TASK DIRECTIONS
What follows is a listing. Return every line of it exactly.

-- start PROVIDED RECORDS --

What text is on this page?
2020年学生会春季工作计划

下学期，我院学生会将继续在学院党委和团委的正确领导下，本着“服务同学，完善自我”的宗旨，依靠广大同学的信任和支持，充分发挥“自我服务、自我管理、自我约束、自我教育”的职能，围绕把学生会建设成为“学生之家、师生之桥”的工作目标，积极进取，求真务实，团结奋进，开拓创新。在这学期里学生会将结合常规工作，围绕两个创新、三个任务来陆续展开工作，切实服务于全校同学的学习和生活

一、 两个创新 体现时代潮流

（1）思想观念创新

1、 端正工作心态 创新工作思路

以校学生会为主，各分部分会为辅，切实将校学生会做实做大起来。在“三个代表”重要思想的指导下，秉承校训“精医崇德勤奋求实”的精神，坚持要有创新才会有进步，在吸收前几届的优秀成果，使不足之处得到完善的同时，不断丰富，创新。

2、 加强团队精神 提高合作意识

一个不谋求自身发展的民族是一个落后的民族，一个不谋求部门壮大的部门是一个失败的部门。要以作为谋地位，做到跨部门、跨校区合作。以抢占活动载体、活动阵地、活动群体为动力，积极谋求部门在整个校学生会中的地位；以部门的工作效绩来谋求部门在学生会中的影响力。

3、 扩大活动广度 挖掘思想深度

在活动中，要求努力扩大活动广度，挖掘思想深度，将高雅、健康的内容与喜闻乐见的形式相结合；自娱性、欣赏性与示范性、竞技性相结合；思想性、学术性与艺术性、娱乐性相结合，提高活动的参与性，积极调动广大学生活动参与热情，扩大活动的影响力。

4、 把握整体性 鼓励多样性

-- end PROVIDED RECORDS --

EXERCISE RESULT
What text is on this page?
2020年学生会春季工作计划

下学期，我院学生会将继续在学院党委和团委的正确领导下，本着“服务同学，完善自我”的宗旨，依靠广大同学的信任和支持，充分发挥“自我服务、自我管理、自我约束、自我教育”的职能，围绕把学生会建设成为“学生之家、师生之桥”的工作目标，积极进取，求真务实，团结奋进，开拓创新。在这学期里学生会将结合常规工作，围绕两个创新、三个任务来陆续展开工作，切实服务于全校同学的学习和生活

一、 两个创新 体现时代潮流

（1）思想观念创新

1、 端正工作心态 创新工作思路

以校学生会为主，各分部分会为辅，切实将校学生会做实做大起来。在“三个代表”重要思想的指导下，秉承校训“精医崇德勤奋求实”的精神，坚持要有创新才会有进步，在吸收前几届的优秀成果，使不足之处得到完善的同时，不断丰富，创新。

2、 加强团队精神 提高合作意识

一个不谋求自身发展的民族是一个落后的民族，一个不谋求部门壮大的部门是一个失败的部门。要以作为谋地位，做到跨部门、跨校区合作。以抢占活动载体、活动阵地、活动群体为动力，积极谋求部门在整个校学生会中的地位；以部门的工作效绩来谋求部门在学生会中的影响力。

3、 扩大活动广度 挖掘思想深度

在活动中，要求努力扩大活动广度，挖掘思想深度，将高雅、健康的内容与喜闻乐见的形式相结合；自娱性、欣赏性与示范性、竞技性相结合；思想性、学术性与艺术性、娱乐性相结合，提高活动的参与性，积极调动广大学生活动参与热情，扩大活动的影响力。

4、 把握整体性 鼓励多样性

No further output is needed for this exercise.